Your goal: Output the material below in its entirety, exactly as given.

Extracted records

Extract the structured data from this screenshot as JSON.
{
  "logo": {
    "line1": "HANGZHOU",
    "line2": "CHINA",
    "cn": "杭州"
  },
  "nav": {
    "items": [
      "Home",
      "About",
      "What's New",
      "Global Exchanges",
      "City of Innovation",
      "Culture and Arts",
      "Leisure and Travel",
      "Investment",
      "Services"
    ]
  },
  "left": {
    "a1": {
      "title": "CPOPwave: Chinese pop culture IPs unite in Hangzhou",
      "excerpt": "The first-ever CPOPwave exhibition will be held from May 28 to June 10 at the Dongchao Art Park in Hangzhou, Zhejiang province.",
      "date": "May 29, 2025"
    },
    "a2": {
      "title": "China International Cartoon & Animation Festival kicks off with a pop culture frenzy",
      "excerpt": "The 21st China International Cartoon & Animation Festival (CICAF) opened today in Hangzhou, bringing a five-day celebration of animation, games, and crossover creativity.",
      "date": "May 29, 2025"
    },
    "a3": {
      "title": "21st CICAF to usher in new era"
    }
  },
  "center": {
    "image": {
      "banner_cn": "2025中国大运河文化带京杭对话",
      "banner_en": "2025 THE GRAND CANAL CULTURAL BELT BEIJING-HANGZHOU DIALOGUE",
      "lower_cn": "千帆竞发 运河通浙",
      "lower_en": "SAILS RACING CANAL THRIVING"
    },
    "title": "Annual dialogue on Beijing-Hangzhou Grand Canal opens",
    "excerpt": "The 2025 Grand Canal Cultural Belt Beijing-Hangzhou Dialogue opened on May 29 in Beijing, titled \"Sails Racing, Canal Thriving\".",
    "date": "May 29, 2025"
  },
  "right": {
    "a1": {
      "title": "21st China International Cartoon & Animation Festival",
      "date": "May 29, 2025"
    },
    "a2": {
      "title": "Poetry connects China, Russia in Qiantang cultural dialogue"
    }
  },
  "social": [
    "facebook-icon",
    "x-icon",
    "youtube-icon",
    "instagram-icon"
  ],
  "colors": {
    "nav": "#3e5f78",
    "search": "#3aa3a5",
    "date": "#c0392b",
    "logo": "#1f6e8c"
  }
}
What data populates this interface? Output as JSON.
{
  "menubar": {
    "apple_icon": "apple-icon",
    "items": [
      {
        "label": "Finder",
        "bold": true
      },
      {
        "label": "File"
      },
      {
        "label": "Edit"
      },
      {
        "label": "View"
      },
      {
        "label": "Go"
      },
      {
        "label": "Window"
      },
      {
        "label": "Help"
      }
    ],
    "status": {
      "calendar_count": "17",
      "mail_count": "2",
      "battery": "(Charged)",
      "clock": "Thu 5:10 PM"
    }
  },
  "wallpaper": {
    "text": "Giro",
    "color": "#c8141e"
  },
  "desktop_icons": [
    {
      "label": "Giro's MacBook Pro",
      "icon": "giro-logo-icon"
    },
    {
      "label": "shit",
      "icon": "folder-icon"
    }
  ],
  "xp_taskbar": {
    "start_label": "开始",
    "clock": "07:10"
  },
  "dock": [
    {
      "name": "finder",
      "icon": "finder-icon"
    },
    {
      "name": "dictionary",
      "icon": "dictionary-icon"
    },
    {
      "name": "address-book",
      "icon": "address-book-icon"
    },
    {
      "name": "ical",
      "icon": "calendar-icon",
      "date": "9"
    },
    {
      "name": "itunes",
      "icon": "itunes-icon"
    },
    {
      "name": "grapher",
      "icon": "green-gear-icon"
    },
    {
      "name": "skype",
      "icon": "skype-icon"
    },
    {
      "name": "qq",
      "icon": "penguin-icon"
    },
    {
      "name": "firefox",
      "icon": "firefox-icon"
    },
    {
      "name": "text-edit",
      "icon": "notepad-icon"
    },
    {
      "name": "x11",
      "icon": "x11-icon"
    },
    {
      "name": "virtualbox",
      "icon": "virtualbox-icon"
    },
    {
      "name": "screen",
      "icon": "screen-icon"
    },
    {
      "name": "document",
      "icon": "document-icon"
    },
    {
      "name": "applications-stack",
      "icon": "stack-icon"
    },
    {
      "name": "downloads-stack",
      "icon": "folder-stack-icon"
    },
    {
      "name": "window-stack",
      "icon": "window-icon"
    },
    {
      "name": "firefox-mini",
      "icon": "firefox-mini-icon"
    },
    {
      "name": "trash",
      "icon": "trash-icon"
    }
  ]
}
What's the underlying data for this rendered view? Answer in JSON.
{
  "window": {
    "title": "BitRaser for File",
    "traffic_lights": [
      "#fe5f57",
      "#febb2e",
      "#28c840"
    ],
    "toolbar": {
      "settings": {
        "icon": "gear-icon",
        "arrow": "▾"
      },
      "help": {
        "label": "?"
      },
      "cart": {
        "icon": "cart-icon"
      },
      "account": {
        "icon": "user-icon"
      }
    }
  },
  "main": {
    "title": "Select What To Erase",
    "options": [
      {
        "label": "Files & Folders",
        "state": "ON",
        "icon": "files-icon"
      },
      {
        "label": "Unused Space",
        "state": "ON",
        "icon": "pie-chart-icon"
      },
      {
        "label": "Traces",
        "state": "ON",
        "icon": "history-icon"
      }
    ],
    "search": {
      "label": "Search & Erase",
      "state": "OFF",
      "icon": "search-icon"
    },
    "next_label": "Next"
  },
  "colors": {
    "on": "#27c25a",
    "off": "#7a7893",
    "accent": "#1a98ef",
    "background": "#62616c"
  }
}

Expected answer:
Extract the structured data from this screenshot as JSON.
{
  "logo": {
    "line1": "HANGZHOU",
    "line2": "CHINA",
    "cn": "杭州"
  },
  "nav": {
    "items": [
      "Home",
      "About",
      "What's New",
      "Global Exchanges",
      "City of Innovation",
      "Culture and Arts",
      "Leisure and Travel",
      "Investment",
      "Services"
    ]
  },
  "left": {
    "a1": {
      "title": "CPOPwave: Chinese pop culture IPs unite in Hangzhou",
      "excerpt": "The first-ever CPOPwave exhibition will be held from May 28 to June 10 at the Dongchao Art Park in Hangzhou, Zhejiang province.",
      "date": "May 29, 2025"
    },
    "a2": {
      "title": "China International Cartoon & Animation Festival kicks off with a pop culture frenzy",
      "excerpt": "The 21st China International Cartoon & Animation Festival (CICAF) opened today in Hangzhou, bringing a five-day celebration of animation, games, and crossover creativity.",
      "date": "May 29, 2025"
    },
    "a3": {
      "title": "21st CICAF to usher in new era"
    }
  },
  "center": {
    "image": {
      "banner_cn": "2025中国大运河文化带京杭对话",
      "banner_en": "2025 THE GRAND CANAL CULTURAL BELT BEIJING-HANGZHOU DIALOGUE",
      "lower_cn": "千帆竞发 运河通浙",
      "lower_en": "SAILS RACING CANAL THRIVING"
    },
    "title": "Annual dialogue on Beijing-Hangzhou Grand Canal opens",
    "excerpt": "The 2025 Grand Canal Cultural Belt Beijing-Hangzhou Dialogue opened on May 29 in Beijing, titled \"Sails Racing, Canal Thriving\".",
    "date": "May 29, 2025"
  },
  "right": {
    "a1": {
      "title": "21st China International Cartoon & Animation Festival",
      "date": "May 29, 2025"
    },
    "a2": {
      "title": "Poetry connects China, Russia in Qiantang cultural dialogue"
    }
  },
  "social": [
    "facebook-icon",
    "x-icon",
    "youtube-icon",
    "instagram-icon"
  ],
  "colors": {
    "nav": "#3e5f78",
    "search": "#3aa3a5",
    "date": "#c0392b",
    "logo": "#1f6e8c"
  }
}
What data populates this interface? Output as JSON.
{
  "menubar": {
    "apple_icon": "apple-icon",
    "items": [
      {
        "label": "Finder",
        "bold": true
      },
      {
        "label": "File"
      },
      {
        "label": "Edit"
      },
      {
        "label": "View"
      },
      {
        "label": "Go"
      },
      {
        "label": "Window"
      },
      {
        "label": "Help"
      }
    ],
    "status": {
      "calendar_count": "17",
      "mail_count": "2",
      "battery": "(Charged)",
      "clock": "Thu 5:10 PM"
    }
  },
  "wallpaper": {
    "text": "Giro",
    "color": "#c8141e"
  },
  "desktop_icons": [
    {
      "label": "Giro's MacBook Pro",
      "icon": "giro-logo-icon"
    },
    {
      "label": "shit",
      "icon": "folder-icon"
    }
  ],
  "xp_taskbar": {
    "start_label": "开始",
    "clock": "07:10"
  },
  "dock": [
    {
      "name": "finder",
      "icon": "finder-icon"
    },
    {
      "name": "dictionary",
      "icon": "dictionary-icon"
    },
    {
      "name": "address-book",
      "icon": "address-book-icon"
    },
    {
      "name": "ical",
      "icon": "calendar-icon",
      "date": "9"
    },
    {
      "name": "itunes",
      "icon": "itunes-icon"
    },
    {
      "name": "grapher",
      "icon": "green-gear-icon"
    },
    {
      "name": "skype",
      "icon": "skype-icon"
    },
    {
      "name": "qq",
      "icon": "penguin-icon"
    },
    {
      "name": "firefox",
      "icon": "firefox-icon"
    },
    {
      "name": "text-edit",
      "icon": "notepad-icon"
    },
    {
      "name": "x11",
      "icon": "x11-icon"
    },
    {
      "name": "virtualbox",
      "icon": "virtualbox-icon"
    },
    {
      "name": "screen",
      "icon": "screen-icon"
    },
    {
      "name": "document",
      "icon": "document-icon"
    },
    {
      "name": "applications-stack",
      "icon": "stack-icon"
    },
    {
      "name": "downloads-stack",
      "icon": "folder-stack-icon"
    },
    {
      "name": "window-stack",
      "icon": "window-icon"
    },
    {
      "name": "firefox-mini",
      "icon": "firefox-mini-icon"
    },
    {
      "name": "trash",
      "icon": "trash-icon"
    }
  ]
}
What's the underlying data for this rendered view? Answer in JSON.
{
  "window": {
    "title": "BitRaser for File",
    "traffic_lights": [
      "#fe5f57",
      "#febb2e",
      "#28c840"
    ],
    "toolbar": {
      "settings": {
        "icon": "gear-icon",
        "arrow": "▾"
      },
      "help": {
        "label": "?"
      },
      "cart": {
        "icon": "cart-icon"
      },
      "account": {
        "icon": "user-icon"
      }
    }
  },
  "main": {
    "title": "Select What To Erase",
    "options": [
      {
        "label": "Files & Folders",
        "state": "ON",
        "icon": "files-icon"
      },
      {
        "label": "Unused Space",
        "state": "ON",
        "icon": "pie-chart-icon"
      },
      {
        "label": "Traces",
        "state": "ON",
        "icon": "history-icon"
      }
    ],
    "search": {
      "label": "Search & Erase",
      "state": "OFF",
      "icon": "search-icon"
    },
    "next_label": "Next"
  },
  "colors": {
    "on": "#27c25a",
    "off": "#7a7893",
    "accent": "#1a98ef",
    "background": "#62616c"
  }
}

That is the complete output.